GOAL ▸
Reproduce every entry below precisely; do not include the pictures.

INPUT FOR THIS TASK ▸
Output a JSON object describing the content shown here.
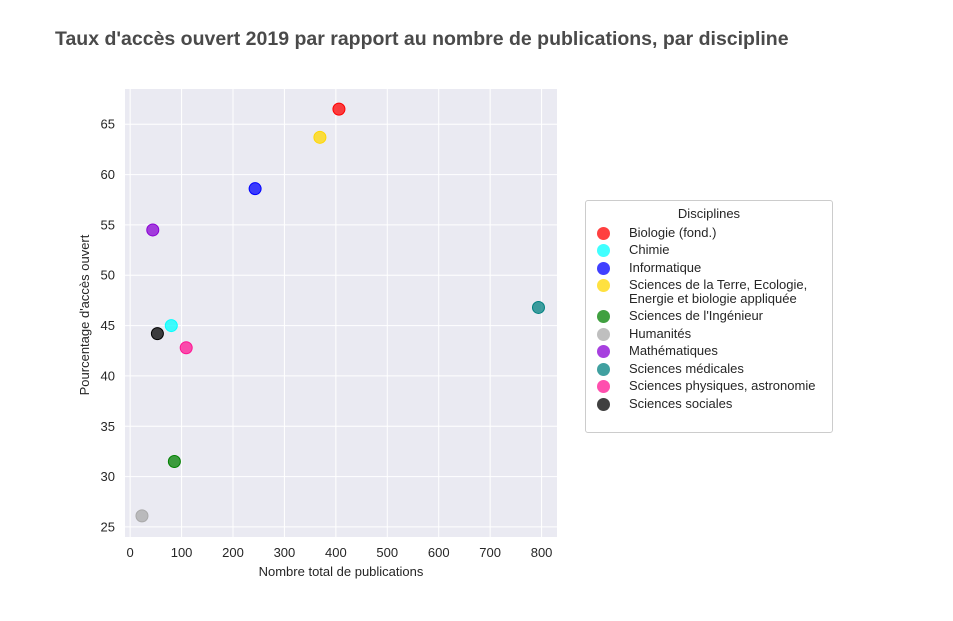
{
  "chart_data": {
    "type": "scatter",
    "title": "Taux d'accès ouvert 2019 par rapport au nombre de publications, par discipline",
    "xlabel": "Nombre total de publications",
    "ylabel": "Pourcentage d'accès ouvert",
    "xlim": [
      -10,
      830
    ],
    "ylim": [
      24,
      68.5
    ],
    "xticks": [
      0,
      100,
      200,
      300,
      400,
      500,
      600,
      700,
      800
    ],
    "yticks": [
      25,
      30,
      35,
      40,
      45,
      50,
      55,
      60,
      65
    ],
    "grid": true,
    "legend_title": "Disciplines",
    "legend_position": "right",
    "series": [
      {
        "name": "Biologie (fond.)",
        "color": "#ff0000",
        "x": 406,
        "y": 66.5
      },
      {
        "name": "Chimie",
        "color": "#00ffff",
        "x": 80,
        "y": 45.0
      },
      {
        "name": "Informatique",
        "color": "#0000ff",
        "x": 243,
        "y": 58.6
      },
      {
        "name": "Sciences de la Terre, Ecologie,\nEnergie et biologie appliquée",
        "color": "#ffd700",
        "x": 369,
        "y": 63.7
      },
      {
        "name": "Sciences de l'Ingénieur",
        "color": "#008000",
        "x": 86,
        "y": 31.5
      },
      {
        "name": "Humanités",
        "color": "#a9a9a9",
        "x": 23,
        "y": 26.1
      },
      {
        "name": "Mathématiques",
        "color": "#8a00d4",
        "x": 44,
        "y": 54.5
      },
      {
        "name": "Sciences médicales",
        "color": "#008080",
        "x": 794,
        "y": 46.8
      },
      {
        "name": "Sciences physiques, astronomie",
        "color": "#ff1493",
        "x": 109,
        "y": 42.8
      },
      {
        "name": "Sciences sociales",
        "color": "#000000",
        "x": 53,
        "y": 44.2
      }
    ]
  }
}
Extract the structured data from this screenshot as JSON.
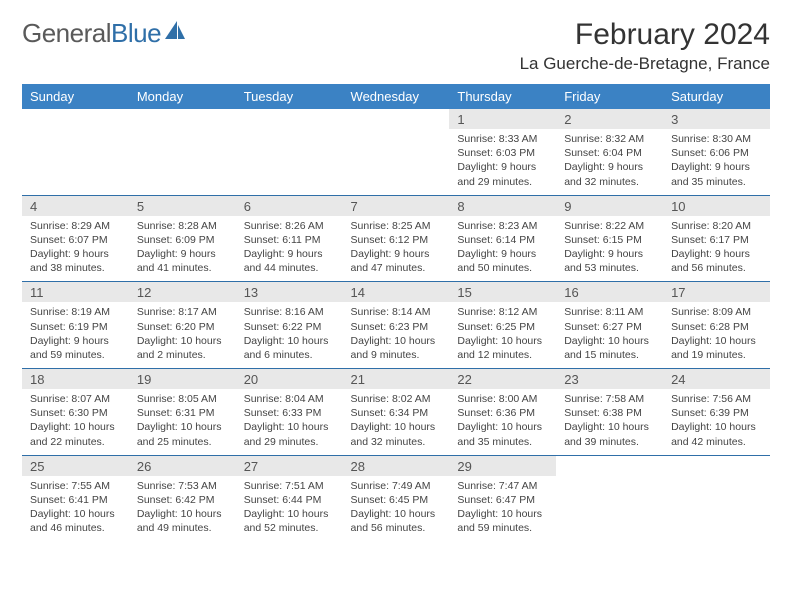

RESPONSE TO THE TASK ▸
Output a JSON object describing the content shown here.
{
  "chart_data": {
    "type": "scatter",
    "title": "Taux d'accès ouvert 2019 par rapport au nombre de publications, par discipline",
    "xlabel": "Nombre total de publications",
    "ylabel": "Pourcentage d'accès ouvert",
    "xlim": [
      -10,
      830
    ],
    "ylim": [
      24,
      68.5
    ],
    "xticks": [
      0,
      100,
      200,
      300,
      400,
      500,
      600,
      700,
      800
    ],
    "yticks": [
      25,
      30,
      35,
      40,
      45,
      50,
      55,
      60,
      65
    ],
    "grid": true,
    "legend_title": "Disciplines",
    "legend_position": "right",
    "series": [
      {
        "name": "Biologie (fond.)",
        "color": "#ff0000",
        "x": 406,
        "y": 66.5
      },
      {
        "name": "Chimie",
        "color": "#00ffff",
        "x": 80,
        "y": 45.0
      },
      {
        "name": "Informatique",
        "color": "#0000ff",
        "x": 243,
        "y": 58.6
      },
      {
        "name": "Sciences de la Terre, Ecologie,\nEnergie et biologie appliquée",
        "color": "#ffd700",
        "x": 369,
        "y": 63.7
      },
      {
        "name": "Sciences de l'Ingénieur",
        "color": "#008000",
        "x": 86,
        "y": 31.5
      },
      {
        "name": "Humanités",
        "color": "#a9a9a9",
        "x": 23,
        "y": 26.1
      },
      {
        "name": "Mathématiques",
        "color": "#8a00d4",
        "x": 44,
        "y": 54.5
      },
      {
        "name": "Sciences médicales",
        "color": "#008080",
        "x": 794,
        "y": 46.8
      },
      {
        "name": "Sciences physiques, astronomie",
        "color": "#ff1493",
        "x": 109,
        "y": 42.8
      },
      {
        "name": "Sciences sociales",
        "color": "#000000",
        "x": 53,
        "y": 44.2
      }
    ]
  }
}
Extract the structured data from this screenshot as JSON.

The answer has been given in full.